● **Document passage**
·····

Interesting observation with table > 1TB

We have a project using SQL 2005 with a table that is several terabytes. This table has a varbinary(max) column with an average length of 150k bytes.

We needed a second copy of the table on a smaller test server to do some other tests and decided that SELECT INTO was our best option because it is minimally logged. The smaller test server is 4CPU with 8GB RAM. Since we had all the SQL products installed on the test server, there was only 4GB allocated to SQL at first. There was plenty of disk space available.

So we ran the SELECT INTO from the test server via a linked server connection to pull the data across. It failed with error 802=Insufficient Memory in the Buffer Pool. After some investigation it was discovered that this is due to the extent allocations needing an entry in the lock manager, which uses space in the buffer pool. Regardless of the hints or isolation level you set, extent locks are still acquired but only held if you have a text field (includes image and varchar(max)) that spans to another extent. In other words, if you don’t have a text field or all the data fits in the same extent, then the extent locks are released immediately.

In my case, with 150k average text size all rows required new extent allocations. To calculate how many lock entries you will need for this scenario:

Total data size / 64k * 128.

Data writes are done in 64k chunks and each lock entry takes 128 bytes. So a 1 TB table would need 2GB in buffer pool space to hold the locks for a SELECT INTO. The lock manager can have at most 60% of the total memory size available to SQL Server, so you would need a minimum of 4GB in the buffer pool. Keeping some room for the OS and other memory used by SQL, a machine with 8GB RAM would barely be enough.

You might think that the lock escalations that were so well explained by Sunil Agarwal in this blog https://blogs.msdn.com/sqlserverstorageengine/archive/2006/05/17/Lock-escalation.aspx would apply. But it doesn’t because the locks in my situation are not normal table or page locks. They are the locks acquired when allocating a new extent. It will hold them until a commit occurs. And a SELECT INTO has no control over batch or commit size, it happens all as one transaction. In addition, the NOLOCK hint doesn’t do anything to the destination table, only the source table.

As a side note, the data writes are done in 64k chunks with SELECT INTO. And it doesn’t matter if the text data is in row or out of row. Out of row is where the row just contains a pointer the first page of text, which points to the next and so on. Since this situation had a varchar(max) column with an average length of 150k bytes and SQL uses 8k pages, we had a lot of pages chained together for one row. Fortunately in the source database, the read-ahead manager kicks in and puts the pages in memory before they are needed. You can monitor this by starting Perfmon and watching the counter SQL Server Buffer Manager : Read Ahead Pages / sec.

·····

● **Data records**

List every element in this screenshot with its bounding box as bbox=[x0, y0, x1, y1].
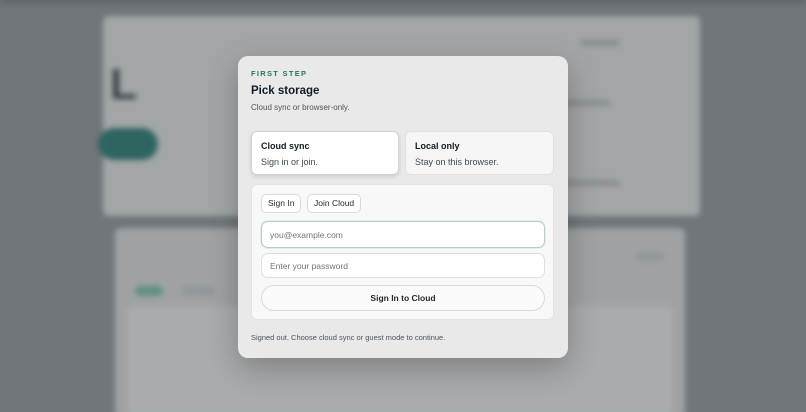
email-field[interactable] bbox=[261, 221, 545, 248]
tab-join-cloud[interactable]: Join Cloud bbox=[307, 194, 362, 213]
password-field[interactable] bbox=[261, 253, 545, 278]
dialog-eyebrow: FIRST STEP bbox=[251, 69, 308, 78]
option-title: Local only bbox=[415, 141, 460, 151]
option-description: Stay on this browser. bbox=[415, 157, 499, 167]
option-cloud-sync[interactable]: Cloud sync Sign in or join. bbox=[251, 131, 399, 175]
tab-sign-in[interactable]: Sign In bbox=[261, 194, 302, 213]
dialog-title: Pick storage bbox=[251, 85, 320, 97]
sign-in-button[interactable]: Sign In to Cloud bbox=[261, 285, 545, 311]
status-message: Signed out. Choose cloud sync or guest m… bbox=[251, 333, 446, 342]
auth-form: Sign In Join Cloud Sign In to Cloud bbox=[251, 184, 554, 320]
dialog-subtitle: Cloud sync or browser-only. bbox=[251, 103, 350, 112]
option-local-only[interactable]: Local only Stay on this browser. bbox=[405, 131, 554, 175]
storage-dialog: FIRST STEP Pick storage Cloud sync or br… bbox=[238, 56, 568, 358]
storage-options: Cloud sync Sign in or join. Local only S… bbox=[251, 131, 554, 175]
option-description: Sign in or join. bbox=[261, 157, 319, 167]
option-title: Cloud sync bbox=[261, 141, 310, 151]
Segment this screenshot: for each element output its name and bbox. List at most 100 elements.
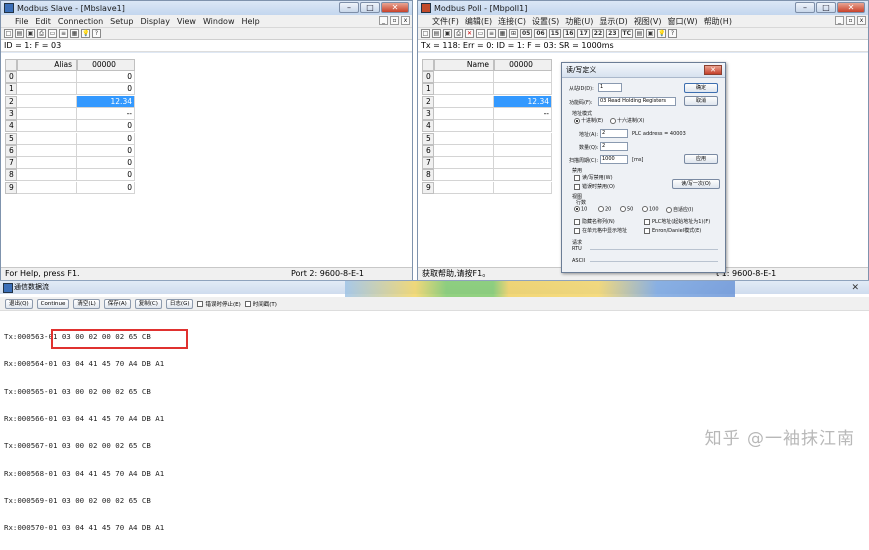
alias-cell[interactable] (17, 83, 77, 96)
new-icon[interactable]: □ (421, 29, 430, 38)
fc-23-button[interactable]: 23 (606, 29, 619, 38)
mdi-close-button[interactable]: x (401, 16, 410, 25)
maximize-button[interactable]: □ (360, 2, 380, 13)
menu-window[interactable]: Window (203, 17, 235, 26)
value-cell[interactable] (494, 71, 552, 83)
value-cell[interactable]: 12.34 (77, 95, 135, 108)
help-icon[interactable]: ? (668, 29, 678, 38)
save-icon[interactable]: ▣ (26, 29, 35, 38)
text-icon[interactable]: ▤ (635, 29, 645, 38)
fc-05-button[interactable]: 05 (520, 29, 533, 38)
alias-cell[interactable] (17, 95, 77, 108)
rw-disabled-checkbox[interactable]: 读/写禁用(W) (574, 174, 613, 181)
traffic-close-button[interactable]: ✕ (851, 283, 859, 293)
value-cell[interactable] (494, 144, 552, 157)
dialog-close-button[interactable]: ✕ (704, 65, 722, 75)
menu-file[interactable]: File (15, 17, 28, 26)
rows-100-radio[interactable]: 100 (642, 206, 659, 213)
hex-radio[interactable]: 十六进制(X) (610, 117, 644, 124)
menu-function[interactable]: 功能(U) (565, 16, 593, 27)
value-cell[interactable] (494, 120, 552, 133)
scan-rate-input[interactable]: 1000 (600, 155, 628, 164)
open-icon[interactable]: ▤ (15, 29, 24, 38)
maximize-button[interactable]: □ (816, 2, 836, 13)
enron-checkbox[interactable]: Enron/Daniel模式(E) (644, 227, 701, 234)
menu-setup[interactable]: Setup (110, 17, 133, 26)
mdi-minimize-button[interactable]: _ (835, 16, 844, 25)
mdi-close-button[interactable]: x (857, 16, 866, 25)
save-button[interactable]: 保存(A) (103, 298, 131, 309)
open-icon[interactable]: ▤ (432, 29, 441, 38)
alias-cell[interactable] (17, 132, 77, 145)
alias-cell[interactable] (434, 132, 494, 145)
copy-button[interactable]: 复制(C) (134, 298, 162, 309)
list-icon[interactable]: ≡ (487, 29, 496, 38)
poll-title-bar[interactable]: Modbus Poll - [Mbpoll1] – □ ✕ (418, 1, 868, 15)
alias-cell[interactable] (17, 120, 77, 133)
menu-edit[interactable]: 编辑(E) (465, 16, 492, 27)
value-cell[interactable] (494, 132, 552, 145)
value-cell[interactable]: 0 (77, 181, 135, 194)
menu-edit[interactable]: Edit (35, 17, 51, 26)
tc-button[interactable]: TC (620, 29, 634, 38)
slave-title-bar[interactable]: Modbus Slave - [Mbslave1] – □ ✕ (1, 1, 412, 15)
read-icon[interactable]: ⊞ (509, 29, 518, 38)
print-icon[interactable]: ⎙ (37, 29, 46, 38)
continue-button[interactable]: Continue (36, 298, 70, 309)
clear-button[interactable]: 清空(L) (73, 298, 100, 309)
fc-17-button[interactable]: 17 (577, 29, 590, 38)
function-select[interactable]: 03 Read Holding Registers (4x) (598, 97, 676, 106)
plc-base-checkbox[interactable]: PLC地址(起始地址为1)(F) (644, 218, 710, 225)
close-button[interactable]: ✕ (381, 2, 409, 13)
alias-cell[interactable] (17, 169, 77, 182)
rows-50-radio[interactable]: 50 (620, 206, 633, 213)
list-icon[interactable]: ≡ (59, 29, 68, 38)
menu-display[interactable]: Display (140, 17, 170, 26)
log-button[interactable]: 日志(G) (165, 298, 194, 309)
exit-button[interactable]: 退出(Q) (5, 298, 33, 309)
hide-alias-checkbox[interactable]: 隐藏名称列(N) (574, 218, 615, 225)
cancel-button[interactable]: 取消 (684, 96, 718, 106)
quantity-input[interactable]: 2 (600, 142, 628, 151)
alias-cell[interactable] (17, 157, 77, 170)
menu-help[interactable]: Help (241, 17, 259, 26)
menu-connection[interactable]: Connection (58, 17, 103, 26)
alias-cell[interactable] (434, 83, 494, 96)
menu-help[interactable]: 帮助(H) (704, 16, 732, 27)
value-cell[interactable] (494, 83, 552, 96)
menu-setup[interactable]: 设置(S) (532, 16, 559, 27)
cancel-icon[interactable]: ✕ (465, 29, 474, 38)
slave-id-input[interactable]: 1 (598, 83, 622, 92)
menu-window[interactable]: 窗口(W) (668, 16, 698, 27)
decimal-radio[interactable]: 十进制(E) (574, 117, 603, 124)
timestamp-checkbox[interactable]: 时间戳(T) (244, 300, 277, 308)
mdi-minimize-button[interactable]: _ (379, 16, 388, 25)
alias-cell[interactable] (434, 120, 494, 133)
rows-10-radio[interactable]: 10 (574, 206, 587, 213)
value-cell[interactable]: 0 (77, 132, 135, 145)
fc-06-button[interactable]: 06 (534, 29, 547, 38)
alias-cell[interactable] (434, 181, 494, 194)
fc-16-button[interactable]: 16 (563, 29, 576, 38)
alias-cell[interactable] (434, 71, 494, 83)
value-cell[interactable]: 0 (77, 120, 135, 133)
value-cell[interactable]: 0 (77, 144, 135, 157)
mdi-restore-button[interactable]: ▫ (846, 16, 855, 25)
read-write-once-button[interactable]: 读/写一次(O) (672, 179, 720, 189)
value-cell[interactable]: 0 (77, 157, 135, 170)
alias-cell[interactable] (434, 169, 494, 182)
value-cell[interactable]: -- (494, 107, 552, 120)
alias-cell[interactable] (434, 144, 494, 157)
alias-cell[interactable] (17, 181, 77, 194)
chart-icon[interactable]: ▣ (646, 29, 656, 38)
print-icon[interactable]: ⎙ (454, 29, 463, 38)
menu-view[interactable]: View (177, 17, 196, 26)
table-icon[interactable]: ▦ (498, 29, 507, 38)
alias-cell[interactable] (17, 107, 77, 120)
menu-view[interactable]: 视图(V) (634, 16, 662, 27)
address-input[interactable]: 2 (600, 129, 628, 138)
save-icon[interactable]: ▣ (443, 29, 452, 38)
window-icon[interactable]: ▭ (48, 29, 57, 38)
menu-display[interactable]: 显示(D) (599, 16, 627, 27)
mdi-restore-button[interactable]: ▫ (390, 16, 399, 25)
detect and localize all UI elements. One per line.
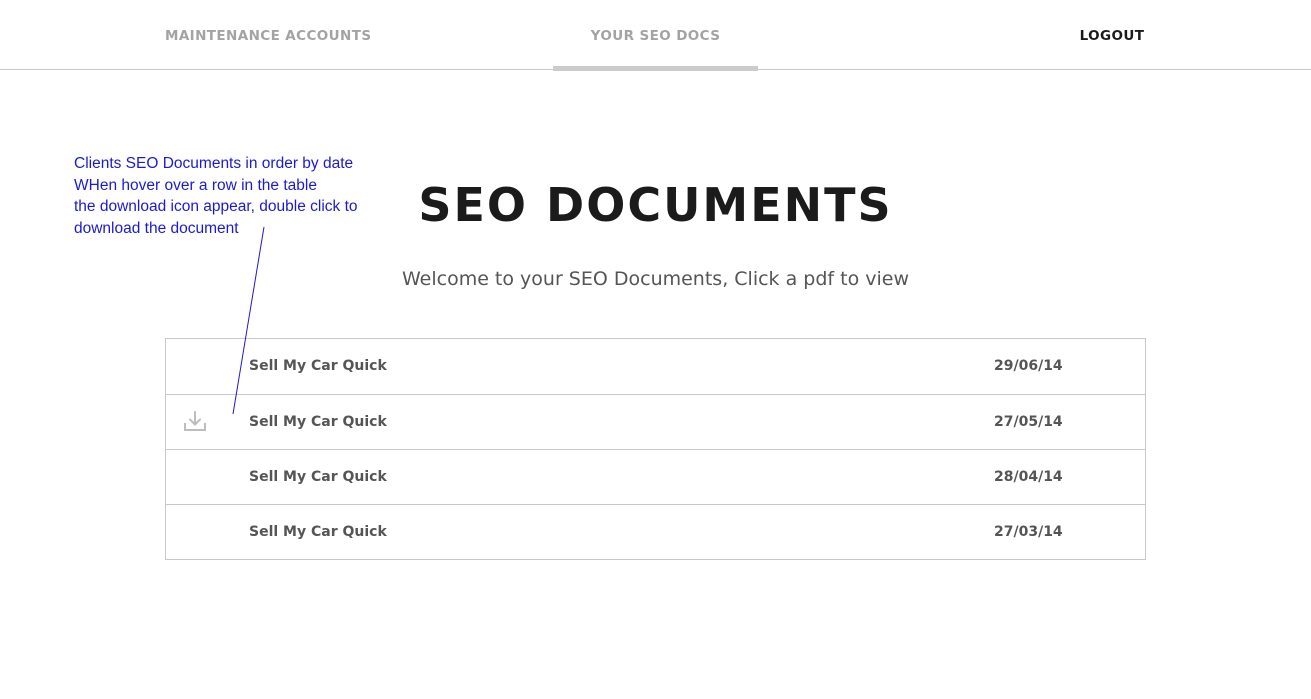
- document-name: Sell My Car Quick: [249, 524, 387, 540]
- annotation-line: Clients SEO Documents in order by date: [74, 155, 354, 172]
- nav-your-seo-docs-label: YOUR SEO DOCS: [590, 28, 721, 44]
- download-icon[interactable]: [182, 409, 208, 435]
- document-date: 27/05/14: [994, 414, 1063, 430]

·····

● **What to produce**
Return the passage of the SELECT INTO post above from "You might think" to "the source table.", copied word for word.

● **The reply**
You might think that the lock escalations that were so well explained by Sunil Agarwal in this blog https://blogs.msdn.com/sqlserverstorageengine/archive/2006/05/17/Lock-escalation.aspx would apply. But it doesn’t because the locks in my situation are not normal table or page locks. They are the locks acquired when allocating a new extent. It will hold them until a commit occurs. And a SELECT INTO has no control over batch or commit size, it happens all as one transaction. In addition, the NOLOCK hint doesn’t do anything to the destination table, only the source table.